▸ Goal
Copy each line below in which the string "download" occurs.

Saved data entries:
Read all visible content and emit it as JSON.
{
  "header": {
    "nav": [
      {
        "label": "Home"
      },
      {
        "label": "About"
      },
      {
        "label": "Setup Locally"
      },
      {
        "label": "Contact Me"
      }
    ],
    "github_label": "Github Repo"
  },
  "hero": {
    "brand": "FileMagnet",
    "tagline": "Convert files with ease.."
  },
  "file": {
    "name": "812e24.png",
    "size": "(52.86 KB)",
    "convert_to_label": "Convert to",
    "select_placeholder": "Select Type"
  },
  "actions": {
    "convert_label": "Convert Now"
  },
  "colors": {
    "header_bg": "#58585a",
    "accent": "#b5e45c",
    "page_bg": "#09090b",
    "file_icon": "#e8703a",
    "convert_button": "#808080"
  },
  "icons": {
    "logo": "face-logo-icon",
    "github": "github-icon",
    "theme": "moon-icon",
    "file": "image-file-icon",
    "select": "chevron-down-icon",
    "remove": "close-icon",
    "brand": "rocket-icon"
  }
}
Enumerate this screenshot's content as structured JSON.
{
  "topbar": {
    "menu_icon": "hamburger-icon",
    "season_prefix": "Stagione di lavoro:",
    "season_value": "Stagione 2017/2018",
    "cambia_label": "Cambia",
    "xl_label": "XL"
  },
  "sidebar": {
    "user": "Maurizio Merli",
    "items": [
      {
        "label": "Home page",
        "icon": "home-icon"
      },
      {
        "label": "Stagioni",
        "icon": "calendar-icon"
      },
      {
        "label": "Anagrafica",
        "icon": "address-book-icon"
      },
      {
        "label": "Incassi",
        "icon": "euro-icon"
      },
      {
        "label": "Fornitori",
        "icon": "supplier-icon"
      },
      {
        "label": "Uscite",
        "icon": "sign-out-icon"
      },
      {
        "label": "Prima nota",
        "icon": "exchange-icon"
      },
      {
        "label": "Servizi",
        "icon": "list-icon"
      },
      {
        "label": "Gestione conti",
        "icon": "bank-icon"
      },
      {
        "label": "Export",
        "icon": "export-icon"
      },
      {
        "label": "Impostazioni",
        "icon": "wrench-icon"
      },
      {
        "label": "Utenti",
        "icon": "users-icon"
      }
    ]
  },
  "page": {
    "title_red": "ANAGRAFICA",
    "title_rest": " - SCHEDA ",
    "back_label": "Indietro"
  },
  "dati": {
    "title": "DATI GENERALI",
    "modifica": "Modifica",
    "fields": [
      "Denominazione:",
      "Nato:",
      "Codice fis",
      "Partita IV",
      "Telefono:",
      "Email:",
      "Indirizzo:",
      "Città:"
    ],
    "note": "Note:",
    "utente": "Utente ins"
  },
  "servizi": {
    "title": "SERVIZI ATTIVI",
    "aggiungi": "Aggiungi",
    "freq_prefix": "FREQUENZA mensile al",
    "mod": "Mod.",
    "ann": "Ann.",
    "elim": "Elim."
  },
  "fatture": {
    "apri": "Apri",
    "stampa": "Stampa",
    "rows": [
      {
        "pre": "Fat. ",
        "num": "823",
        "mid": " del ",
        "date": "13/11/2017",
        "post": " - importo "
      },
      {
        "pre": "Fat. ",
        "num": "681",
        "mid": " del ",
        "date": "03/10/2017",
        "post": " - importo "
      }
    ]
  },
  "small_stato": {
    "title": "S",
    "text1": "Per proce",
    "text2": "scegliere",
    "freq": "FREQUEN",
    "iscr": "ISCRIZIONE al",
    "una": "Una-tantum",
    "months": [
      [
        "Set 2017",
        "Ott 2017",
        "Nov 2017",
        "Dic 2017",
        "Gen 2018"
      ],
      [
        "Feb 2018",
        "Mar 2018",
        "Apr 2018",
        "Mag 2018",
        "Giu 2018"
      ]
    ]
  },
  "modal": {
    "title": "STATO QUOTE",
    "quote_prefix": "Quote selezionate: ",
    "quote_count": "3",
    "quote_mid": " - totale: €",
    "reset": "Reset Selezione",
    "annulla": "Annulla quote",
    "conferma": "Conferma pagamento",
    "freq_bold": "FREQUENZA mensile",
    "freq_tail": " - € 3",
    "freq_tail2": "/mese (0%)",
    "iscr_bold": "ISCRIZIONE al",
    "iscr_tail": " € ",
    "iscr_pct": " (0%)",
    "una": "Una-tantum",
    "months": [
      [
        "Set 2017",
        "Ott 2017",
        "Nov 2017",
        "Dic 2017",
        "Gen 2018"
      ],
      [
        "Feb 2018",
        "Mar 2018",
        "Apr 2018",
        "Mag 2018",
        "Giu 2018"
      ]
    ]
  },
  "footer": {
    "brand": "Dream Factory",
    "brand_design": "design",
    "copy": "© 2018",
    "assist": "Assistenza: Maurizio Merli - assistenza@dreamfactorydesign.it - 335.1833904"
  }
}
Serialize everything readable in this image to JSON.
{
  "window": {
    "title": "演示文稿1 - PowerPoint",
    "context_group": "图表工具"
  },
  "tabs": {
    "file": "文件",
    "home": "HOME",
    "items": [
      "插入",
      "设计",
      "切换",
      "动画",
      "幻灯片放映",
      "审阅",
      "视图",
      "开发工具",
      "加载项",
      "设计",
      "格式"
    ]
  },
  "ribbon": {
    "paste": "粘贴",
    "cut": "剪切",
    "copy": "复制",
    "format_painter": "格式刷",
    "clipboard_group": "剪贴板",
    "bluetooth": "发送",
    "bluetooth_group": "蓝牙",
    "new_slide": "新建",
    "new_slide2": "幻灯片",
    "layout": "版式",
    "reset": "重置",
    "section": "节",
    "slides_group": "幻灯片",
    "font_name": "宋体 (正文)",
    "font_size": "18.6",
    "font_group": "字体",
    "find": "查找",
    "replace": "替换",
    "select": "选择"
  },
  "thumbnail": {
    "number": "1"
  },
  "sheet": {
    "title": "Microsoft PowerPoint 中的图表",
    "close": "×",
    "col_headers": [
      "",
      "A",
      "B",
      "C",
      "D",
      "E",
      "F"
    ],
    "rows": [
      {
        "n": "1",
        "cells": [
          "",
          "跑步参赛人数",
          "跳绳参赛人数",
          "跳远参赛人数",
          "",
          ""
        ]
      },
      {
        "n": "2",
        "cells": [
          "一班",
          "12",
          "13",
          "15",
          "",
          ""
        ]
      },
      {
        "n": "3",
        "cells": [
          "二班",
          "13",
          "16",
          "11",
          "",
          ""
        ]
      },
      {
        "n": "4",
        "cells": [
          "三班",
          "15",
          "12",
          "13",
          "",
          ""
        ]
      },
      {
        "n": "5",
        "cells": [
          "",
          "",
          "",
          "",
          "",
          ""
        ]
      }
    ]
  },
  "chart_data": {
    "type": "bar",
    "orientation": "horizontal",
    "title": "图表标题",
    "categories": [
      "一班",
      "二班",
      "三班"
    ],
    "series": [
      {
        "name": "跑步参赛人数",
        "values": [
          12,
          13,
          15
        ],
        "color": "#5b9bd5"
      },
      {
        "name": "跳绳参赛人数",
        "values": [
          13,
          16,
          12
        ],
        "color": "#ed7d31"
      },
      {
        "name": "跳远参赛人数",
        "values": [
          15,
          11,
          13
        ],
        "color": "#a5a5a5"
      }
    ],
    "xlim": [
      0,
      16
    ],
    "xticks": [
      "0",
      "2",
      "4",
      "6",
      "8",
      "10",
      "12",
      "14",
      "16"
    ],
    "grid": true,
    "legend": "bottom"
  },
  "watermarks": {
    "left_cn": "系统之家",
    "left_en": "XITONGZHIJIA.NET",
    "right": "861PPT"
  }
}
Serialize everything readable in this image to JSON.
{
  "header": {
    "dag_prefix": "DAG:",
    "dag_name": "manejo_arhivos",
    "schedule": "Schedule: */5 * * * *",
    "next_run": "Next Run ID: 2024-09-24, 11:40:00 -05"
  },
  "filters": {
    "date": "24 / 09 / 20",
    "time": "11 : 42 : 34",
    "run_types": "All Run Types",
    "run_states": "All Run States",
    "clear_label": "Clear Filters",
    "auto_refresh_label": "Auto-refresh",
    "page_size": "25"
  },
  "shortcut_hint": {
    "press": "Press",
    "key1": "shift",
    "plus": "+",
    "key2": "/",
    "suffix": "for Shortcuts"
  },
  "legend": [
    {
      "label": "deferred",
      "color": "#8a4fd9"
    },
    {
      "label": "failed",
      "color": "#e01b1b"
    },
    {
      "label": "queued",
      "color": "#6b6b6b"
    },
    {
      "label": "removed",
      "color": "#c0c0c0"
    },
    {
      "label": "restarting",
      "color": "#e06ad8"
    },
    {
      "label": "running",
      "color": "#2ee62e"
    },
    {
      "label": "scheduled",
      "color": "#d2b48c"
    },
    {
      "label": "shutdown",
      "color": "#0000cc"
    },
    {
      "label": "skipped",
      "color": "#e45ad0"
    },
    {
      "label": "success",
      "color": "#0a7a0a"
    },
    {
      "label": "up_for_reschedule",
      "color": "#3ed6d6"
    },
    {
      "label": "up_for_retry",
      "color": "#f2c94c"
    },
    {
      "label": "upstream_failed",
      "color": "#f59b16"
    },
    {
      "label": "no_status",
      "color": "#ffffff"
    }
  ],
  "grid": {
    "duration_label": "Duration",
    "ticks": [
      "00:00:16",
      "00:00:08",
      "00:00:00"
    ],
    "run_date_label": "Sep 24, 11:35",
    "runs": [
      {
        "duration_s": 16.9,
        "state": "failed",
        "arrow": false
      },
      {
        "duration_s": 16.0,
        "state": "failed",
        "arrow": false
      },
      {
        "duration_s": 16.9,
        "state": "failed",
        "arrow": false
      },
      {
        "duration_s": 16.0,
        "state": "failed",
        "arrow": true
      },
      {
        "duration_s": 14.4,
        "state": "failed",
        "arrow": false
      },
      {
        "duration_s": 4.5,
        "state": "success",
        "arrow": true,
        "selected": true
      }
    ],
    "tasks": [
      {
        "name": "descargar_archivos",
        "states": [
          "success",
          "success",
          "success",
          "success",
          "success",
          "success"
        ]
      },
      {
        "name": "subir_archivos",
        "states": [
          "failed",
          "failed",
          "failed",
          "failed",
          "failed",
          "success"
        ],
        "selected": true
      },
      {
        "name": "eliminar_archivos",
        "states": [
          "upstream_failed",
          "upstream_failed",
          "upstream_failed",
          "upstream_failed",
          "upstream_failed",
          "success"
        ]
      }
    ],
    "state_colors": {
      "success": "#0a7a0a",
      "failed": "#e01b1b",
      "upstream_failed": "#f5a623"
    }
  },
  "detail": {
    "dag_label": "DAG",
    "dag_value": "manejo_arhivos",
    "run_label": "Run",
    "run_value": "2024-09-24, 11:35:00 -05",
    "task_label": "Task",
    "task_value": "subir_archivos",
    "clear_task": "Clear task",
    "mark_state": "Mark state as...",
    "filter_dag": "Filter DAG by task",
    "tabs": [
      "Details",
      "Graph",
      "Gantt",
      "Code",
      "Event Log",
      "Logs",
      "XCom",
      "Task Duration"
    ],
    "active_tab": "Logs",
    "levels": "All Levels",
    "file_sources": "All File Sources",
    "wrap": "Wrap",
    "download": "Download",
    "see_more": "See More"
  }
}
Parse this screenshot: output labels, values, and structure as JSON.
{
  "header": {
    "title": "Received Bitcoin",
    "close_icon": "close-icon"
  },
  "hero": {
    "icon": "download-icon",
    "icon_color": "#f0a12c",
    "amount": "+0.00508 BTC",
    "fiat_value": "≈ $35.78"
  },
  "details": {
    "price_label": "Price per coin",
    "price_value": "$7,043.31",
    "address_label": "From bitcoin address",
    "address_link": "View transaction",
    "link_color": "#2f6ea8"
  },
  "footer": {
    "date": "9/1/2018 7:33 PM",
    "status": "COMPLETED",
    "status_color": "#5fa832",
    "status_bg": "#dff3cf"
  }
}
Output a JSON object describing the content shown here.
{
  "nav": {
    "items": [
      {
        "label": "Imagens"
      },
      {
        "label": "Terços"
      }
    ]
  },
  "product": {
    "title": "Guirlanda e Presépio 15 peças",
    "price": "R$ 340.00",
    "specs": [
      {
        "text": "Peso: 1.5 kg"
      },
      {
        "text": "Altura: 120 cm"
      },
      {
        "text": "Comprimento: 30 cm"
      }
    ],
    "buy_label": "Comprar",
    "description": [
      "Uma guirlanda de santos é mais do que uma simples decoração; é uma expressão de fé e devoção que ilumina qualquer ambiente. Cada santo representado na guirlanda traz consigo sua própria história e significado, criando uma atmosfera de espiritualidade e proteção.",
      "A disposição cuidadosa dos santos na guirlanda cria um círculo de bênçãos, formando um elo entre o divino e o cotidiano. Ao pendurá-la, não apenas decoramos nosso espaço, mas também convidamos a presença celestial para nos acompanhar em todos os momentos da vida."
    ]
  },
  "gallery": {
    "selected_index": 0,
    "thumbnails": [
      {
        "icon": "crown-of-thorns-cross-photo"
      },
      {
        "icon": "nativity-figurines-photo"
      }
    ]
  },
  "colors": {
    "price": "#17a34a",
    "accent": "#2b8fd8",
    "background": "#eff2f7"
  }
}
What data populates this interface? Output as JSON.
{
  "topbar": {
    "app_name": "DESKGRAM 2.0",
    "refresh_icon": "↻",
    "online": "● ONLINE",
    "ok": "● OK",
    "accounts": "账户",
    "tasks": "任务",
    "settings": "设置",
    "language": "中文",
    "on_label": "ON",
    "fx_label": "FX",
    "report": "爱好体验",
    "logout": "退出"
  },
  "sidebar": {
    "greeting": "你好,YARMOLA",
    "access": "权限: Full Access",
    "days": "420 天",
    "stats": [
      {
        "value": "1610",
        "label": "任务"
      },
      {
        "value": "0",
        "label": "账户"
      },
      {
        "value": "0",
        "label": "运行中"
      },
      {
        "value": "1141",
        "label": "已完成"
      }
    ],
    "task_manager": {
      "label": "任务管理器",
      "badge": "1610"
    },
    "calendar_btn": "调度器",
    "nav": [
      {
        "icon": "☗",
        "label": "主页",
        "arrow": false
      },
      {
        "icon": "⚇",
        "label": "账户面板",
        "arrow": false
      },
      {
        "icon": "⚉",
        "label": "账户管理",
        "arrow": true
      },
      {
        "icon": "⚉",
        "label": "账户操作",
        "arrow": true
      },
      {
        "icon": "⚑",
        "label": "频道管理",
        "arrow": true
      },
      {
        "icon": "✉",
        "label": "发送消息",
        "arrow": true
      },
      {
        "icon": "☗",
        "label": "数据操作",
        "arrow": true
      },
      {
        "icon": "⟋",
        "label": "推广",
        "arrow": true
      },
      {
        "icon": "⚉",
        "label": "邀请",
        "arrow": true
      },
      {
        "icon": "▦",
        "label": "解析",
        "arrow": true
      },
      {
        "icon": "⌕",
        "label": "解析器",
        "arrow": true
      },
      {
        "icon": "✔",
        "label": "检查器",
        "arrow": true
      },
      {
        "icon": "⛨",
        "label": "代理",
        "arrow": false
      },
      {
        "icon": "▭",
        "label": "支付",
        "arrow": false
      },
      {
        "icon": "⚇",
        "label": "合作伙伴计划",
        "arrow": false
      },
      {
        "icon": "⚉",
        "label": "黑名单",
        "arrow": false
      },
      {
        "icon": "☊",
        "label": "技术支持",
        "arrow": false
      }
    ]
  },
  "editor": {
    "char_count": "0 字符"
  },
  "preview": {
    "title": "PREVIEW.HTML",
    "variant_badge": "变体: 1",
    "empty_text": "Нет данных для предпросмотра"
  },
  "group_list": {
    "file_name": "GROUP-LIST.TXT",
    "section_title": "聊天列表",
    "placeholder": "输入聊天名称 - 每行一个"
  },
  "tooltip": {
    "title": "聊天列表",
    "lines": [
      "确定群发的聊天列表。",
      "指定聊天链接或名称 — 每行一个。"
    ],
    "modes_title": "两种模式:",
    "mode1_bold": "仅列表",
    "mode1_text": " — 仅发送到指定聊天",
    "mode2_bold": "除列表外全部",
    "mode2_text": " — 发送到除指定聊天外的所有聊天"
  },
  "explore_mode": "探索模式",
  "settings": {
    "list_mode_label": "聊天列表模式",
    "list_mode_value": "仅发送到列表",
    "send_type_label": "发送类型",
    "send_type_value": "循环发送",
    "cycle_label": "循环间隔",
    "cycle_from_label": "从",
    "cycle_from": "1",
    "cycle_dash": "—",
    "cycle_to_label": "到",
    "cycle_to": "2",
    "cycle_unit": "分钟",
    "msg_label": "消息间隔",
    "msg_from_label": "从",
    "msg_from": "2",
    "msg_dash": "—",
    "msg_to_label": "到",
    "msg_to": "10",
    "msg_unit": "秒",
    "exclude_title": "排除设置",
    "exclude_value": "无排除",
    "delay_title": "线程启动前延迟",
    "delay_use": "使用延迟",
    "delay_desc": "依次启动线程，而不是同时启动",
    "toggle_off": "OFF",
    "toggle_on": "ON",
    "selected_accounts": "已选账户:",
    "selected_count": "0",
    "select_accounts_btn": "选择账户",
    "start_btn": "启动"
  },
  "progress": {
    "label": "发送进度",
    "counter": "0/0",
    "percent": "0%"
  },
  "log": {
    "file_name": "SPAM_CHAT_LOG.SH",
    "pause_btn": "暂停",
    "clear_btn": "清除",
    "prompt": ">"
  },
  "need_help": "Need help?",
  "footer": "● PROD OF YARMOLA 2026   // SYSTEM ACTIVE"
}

▸ Correct result
    "download": "Download",
    "icon": "download-icon",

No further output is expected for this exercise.